Exercise description >>
Locate every line in the records below that contains the word "carries", and copy each one.

* Start Supplied entries *

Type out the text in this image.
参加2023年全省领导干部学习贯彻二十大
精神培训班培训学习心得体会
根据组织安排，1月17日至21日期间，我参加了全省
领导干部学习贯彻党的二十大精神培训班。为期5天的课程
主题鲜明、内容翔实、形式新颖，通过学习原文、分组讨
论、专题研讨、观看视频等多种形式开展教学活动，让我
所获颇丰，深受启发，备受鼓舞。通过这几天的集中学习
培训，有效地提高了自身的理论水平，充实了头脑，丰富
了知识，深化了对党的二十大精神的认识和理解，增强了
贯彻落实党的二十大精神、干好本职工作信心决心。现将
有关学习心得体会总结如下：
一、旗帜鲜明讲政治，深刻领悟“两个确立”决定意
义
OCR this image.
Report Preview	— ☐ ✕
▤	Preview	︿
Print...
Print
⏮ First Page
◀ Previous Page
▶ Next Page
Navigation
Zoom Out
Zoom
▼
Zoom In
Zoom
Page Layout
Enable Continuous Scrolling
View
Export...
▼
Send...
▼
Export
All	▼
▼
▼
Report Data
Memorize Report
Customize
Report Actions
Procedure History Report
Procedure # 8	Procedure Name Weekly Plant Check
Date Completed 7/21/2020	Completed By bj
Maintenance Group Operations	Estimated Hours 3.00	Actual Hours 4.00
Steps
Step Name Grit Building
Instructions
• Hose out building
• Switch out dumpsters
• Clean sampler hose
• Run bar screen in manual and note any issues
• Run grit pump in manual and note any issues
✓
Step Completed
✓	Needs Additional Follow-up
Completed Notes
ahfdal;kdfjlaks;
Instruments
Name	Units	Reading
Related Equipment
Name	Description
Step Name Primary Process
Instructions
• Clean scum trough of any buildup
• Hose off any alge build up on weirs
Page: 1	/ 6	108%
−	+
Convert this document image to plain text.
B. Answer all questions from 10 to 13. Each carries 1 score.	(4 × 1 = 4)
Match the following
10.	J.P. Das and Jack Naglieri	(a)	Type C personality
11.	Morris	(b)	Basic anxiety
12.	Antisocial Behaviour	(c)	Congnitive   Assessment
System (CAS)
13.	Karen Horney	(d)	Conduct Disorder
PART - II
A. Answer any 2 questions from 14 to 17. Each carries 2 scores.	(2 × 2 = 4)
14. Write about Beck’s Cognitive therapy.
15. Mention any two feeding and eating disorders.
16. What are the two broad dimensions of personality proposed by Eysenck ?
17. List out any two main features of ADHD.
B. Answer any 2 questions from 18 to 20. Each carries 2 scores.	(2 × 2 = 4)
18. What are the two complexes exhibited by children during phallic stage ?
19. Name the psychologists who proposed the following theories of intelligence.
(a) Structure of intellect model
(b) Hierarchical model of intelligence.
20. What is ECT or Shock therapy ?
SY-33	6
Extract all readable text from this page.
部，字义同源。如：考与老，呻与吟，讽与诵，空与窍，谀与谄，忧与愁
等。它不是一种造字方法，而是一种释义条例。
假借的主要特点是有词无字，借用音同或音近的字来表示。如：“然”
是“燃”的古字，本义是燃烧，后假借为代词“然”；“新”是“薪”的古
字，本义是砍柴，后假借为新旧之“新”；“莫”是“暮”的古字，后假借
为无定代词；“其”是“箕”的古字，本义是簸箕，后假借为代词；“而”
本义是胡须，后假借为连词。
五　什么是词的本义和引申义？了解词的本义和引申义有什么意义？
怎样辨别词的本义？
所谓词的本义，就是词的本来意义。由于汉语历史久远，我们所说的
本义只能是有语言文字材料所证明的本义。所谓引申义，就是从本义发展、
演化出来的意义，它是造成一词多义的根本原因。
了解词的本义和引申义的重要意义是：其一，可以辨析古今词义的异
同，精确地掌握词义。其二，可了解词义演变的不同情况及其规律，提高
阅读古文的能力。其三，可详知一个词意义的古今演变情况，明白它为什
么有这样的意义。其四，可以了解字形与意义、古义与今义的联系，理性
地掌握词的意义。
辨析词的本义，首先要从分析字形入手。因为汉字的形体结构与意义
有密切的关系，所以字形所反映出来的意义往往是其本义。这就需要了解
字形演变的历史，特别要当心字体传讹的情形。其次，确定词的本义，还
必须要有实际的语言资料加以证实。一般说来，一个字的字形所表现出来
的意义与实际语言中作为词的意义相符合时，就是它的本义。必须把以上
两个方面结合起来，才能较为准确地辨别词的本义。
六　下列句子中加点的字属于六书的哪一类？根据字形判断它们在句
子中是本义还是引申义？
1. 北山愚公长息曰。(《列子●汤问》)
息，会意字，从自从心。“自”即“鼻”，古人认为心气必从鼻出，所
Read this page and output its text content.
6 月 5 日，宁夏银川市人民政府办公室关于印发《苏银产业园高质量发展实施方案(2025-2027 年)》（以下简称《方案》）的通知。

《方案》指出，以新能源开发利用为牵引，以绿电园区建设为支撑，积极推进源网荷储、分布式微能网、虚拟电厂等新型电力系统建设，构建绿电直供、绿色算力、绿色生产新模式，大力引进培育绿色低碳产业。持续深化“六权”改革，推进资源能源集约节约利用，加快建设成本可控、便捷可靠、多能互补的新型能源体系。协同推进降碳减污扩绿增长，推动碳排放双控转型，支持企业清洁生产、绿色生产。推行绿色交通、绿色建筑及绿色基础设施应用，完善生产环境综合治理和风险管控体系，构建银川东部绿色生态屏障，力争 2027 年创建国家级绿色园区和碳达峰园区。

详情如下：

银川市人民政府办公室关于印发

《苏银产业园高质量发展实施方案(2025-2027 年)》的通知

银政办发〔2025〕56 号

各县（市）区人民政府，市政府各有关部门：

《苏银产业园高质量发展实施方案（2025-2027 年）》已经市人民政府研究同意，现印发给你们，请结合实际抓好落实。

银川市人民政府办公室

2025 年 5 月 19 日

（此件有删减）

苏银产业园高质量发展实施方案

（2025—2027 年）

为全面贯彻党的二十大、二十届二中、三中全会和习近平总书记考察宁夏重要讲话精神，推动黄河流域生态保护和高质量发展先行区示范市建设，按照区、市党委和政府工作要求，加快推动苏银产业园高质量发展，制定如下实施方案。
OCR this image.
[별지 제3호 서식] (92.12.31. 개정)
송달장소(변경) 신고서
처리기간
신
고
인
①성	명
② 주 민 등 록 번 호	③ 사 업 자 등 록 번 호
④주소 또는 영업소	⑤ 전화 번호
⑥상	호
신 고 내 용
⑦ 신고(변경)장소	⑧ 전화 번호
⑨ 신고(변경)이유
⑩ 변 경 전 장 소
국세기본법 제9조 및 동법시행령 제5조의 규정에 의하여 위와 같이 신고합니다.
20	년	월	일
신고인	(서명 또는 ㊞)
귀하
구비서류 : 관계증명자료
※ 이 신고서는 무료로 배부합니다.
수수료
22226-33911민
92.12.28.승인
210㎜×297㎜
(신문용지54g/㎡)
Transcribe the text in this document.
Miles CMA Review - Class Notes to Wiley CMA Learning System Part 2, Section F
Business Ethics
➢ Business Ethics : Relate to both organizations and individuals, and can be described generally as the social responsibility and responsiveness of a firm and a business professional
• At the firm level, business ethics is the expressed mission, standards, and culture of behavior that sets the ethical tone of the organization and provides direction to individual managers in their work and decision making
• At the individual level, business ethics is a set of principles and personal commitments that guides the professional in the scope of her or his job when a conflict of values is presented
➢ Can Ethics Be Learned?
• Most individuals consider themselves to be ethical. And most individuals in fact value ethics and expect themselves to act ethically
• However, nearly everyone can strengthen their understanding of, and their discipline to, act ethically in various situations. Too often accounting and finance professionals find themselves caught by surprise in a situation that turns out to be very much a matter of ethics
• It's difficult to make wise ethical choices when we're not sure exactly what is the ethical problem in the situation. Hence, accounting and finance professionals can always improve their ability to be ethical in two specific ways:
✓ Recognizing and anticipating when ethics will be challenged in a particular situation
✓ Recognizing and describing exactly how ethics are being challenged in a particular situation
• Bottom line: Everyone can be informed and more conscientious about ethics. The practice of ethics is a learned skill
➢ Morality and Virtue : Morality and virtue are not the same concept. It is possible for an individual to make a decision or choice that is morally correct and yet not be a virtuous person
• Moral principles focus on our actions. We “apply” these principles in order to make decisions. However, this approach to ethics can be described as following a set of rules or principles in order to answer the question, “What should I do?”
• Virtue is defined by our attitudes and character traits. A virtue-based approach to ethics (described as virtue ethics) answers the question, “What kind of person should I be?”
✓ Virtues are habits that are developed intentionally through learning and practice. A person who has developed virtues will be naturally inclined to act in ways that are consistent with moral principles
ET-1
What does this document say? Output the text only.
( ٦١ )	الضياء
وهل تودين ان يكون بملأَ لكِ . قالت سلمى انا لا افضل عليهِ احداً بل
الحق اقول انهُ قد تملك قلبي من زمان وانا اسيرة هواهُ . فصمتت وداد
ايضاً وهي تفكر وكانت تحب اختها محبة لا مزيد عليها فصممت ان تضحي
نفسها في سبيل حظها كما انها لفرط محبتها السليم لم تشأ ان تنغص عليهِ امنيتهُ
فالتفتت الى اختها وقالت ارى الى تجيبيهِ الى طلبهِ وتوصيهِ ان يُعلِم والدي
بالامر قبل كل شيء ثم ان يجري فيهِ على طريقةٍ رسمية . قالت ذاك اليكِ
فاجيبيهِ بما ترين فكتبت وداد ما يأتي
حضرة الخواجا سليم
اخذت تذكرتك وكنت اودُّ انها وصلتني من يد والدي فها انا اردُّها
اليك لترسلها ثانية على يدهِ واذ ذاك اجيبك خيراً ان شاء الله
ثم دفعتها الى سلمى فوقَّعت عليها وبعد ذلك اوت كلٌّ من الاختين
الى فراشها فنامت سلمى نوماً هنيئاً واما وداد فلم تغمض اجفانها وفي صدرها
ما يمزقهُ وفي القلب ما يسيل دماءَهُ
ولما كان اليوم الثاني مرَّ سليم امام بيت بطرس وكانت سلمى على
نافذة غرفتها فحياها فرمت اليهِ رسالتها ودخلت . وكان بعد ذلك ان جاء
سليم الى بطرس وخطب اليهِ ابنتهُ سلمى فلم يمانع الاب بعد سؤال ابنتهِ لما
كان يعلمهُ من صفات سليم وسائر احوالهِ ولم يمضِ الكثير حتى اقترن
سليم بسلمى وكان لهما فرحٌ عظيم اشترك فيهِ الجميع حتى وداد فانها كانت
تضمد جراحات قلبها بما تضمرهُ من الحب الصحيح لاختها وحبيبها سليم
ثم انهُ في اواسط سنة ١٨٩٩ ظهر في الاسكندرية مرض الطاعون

* End Supplied entries *

Response to this task >>
B. Answer all questions from 10 to 13. Each carries 1 score.	(4 × 1 = 4)
A. Answer any 2 questions from 14 to 17. Each carries 2 scores.	(2 × 2 = 4)
B. Answer any 2 questions from 18 to 20. Each carries 2 scores.	(2 × 2 = 4)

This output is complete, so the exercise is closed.